## ENTRIES SHOWN
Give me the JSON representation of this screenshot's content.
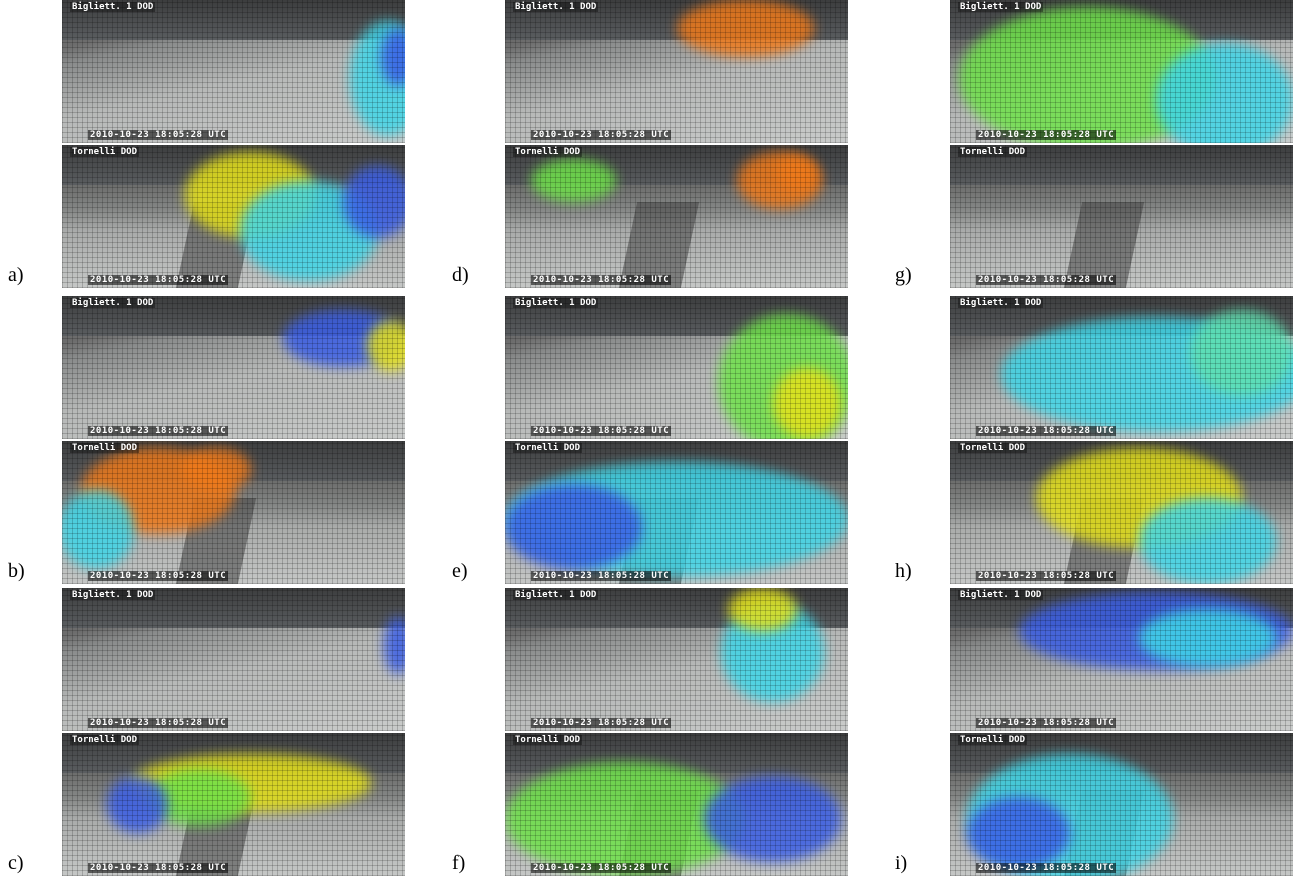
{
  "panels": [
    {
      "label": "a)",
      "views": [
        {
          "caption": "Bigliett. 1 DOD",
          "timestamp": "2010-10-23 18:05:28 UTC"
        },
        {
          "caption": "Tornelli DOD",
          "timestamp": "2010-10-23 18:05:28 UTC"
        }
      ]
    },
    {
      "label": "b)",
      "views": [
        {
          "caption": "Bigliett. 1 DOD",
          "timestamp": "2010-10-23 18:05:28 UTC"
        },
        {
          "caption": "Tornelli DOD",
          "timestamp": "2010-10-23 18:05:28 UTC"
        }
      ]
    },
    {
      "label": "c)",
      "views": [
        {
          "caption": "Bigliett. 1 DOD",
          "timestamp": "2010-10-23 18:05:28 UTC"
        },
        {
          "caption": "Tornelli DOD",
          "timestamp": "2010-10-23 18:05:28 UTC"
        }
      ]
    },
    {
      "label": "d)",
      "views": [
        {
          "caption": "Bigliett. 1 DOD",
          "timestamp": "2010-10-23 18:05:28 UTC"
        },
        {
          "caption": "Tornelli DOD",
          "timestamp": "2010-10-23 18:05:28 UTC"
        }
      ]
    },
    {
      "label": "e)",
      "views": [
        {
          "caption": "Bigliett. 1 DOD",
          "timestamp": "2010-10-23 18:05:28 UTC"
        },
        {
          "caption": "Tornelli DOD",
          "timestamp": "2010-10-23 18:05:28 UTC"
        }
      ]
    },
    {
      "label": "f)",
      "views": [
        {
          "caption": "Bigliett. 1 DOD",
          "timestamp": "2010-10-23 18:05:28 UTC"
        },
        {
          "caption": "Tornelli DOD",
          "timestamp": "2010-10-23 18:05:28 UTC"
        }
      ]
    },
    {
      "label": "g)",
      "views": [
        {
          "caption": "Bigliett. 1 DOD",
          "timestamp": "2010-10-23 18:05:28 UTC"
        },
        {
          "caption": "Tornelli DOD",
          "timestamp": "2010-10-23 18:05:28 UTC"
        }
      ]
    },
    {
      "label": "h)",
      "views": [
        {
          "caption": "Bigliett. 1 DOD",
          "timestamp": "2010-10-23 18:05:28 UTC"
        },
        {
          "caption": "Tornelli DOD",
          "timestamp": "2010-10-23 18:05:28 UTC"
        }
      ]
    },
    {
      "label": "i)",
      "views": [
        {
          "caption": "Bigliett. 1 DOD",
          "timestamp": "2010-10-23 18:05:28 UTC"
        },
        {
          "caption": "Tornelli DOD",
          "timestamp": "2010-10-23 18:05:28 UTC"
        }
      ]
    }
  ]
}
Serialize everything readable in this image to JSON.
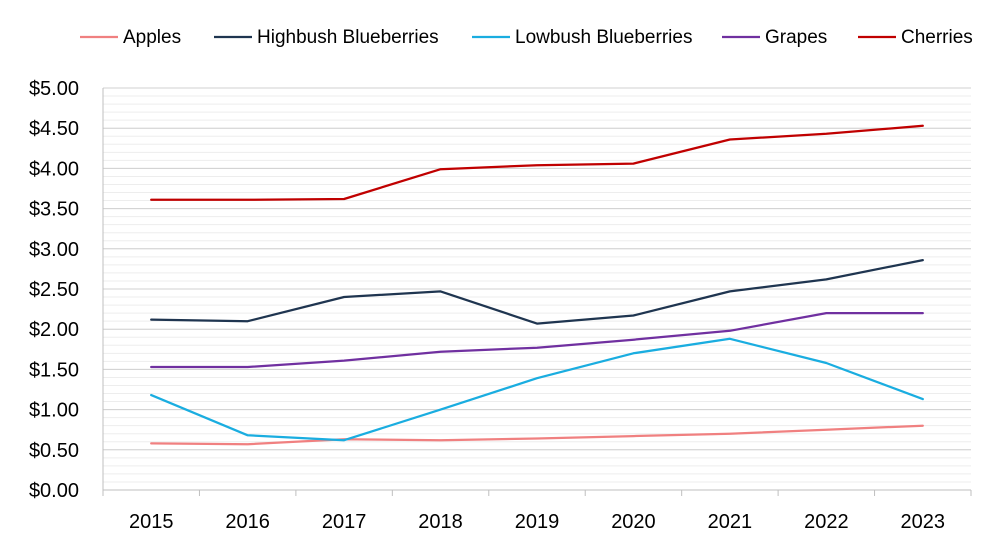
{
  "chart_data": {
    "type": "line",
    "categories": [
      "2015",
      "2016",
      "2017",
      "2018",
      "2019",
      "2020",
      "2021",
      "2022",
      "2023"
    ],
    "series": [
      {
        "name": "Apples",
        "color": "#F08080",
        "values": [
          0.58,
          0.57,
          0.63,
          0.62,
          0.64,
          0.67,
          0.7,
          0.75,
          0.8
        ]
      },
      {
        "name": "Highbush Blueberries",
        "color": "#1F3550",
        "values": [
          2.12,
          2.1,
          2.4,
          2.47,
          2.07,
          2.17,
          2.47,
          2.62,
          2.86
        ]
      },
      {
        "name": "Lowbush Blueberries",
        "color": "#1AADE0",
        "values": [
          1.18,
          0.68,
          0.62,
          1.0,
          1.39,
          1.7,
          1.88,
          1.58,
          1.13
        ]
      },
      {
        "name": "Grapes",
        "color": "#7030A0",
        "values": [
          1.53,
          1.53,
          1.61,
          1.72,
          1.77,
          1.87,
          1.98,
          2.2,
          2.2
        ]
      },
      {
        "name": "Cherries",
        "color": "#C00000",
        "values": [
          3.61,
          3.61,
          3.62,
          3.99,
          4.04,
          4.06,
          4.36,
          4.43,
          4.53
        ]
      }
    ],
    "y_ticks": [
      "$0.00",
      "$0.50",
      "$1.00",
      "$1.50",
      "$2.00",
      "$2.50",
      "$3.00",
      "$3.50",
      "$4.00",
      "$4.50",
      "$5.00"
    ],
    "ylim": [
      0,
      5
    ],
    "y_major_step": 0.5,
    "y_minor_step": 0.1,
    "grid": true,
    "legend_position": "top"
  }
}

## SHORT EXERCISE
Except for the pictures, copy every line of the records above exactly.

## THE COMPLETED TASK
Give me the JSON representation of this screenshot's content.
{
  "panels": [
    {
      "label": "a)",
      "views": [
        {
          "caption": "Bigliett. 1 DOD",
          "timestamp": "2010-10-23 18:05:28 UTC"
        },
        {
          "caption": "Tornelli DOD",
          "timestamp": "2010-10-23 18:05:28 UTC"
        }
      ]
    },
    {
      "label": "b)",
      "views": [
        {
          "caption": "Bigliett. 1 DOD",
          "timestamp": "2010-10-23 18:05:28 UTC"
        },
        {
          "caption": "Tornelli DOD",
          "timestamp": "2010-10-23 18:05:28 UTC"
        }
      ]
    },
    {
      "label": "c)",
      "views": [
        {
          "caption": "Bigliett. 1 DOD",
          "timestamp": "2010-10-23 18:05:28 UTC"
        },
        {
          "caption": "Tornelli DOD",
          "timestamp": "2010-10-23 18:05:28 UTC"
        }
      ]
    },
    {
      "label": "d)",
      "views": [
        {
          "caption": "Bigliett. 1 DOD",
          "timestamp": "2010-10-23 18:05:28 UTC"
        },
        {
          "caption": "Tornelli DOD",
          "timestamp": "2010-10-23 18:05:28 UTC"
        }
      ]
    },
    {
      "label": "e)",
      "views": [
        {
          "caption": "Bigliett. 1 DOD",
          "timestamp": "2010-10-23 18:05:28 UTC"
        },
        {
          "caption": "Tornelli DOD",
          "timestamp": "2010-10-23 18:05:28 UTC"
        }
      ]
    },
    {
      "label": "f)",
      "views": [
        {
          "caption": "Bigliett. 1 DOD",
          "timestamp": "2010-10-23 18:05:28 UTC"
        },
        {
          "caption": "Tornelli DOD",
          "timestamp": "2010-10-23 18:05:28 UTC"
        }
      ]
    },
    {
      "label": "g)",
      "views": [
        {
          "caption": "Bigliett. 1 DOD",
          "timestamp": "2010-10-23 18:05:28 UTC"
        },
        {
          "caption": "Tornelli DOD",
          "timestamp": "2010-10-23 18:05:28 UTC"
        }
      ]
    },
    {
      "label": "h)",
      "views": [
        {
          "caption": "Bigliett. 1 DOD",
          "timestamp": "2010-10-23 18:05:28 UTC"
        },
        {
          "caption": "Tornelli DOD",
          "timestamp": "2010-10-23 18:05:28 UTC"
        }
      ]
    },
    {
      "label": "i)",
      "views": [
        {
          "caption": "Bigliett. 1 DOD",
          "timestamp": "2010-10-23 18:05:28 UTC"
        },
        {
          "caption": "Tornelli DOD",
          "timestamp": "2010-10-23 18:05:28 UTC"
        }
      ]
    }
  ]
}
Serialize everything readable in this image to JSON.
{
  "chart_data": {
    "type": "line",
    "categories": [
      "2015",
      "2016",
      "2017",
      "2018",
      "2019",
      "2020",
      "2021",
      "2022",
      "2023"
    ],
    "series": [
      {
        "name": "Apples",
        "color": "#F08080",
        "values": [
          0.58,
          0.57,
          0.63,
          0.62,
          0.64,
          0.67,
          0.7,
          0.75,
          0.8
        ]
      },
      {
        "name": "Highbush Blueberries",
        "color": "#1F3550",
        "values": [
          2.12,
          2.1,
          2.4,
          2.47,
          2.07,
          2.17,
          2.47,
          2.62,
          2.86
        ]
      },
      {
        "name": "Lowbush Blueberries",
        "color": "#1AADE0",
        "values": [
          1.18,
          0.68,
          0.62,
          1.0,
          1.39,
          1.7,
          1.88,
          1.58,
          1.13
        ]
      },
      {
        "name": "Grapes",
        "color": "#7030A0",
        "values": [
          1.53,
          1.53,
          1.61,
          1.72,
          1.77,
          1.87,
          1.98,
          2.2,
          2.2
        ]
      },
      {
        "name": "Cherries",
        "color": "#C00000",
        "values": [
          3.61,
          3.61,
          3.62,
          3.99,
          4.04,
          4.06,
          4.36,
          4.43,
          4.53
        ]
      }
    ],
    "y_ticks": [
      "$0.00",
      "$0.50",
      "$1.00",
      "$1.50",
      "$2.00",
      "$2.50",
      "$3.00",
      "$3.50",
      "$4.00",
      "$4.50",
      "$5.00"
    ],
    "ylim": [
      0,
      5
    ],
    "y_major_step": 0.5,
    "y_minor_step": 0.1,
    "grid": true,
    "legend_position": "top"
  }
}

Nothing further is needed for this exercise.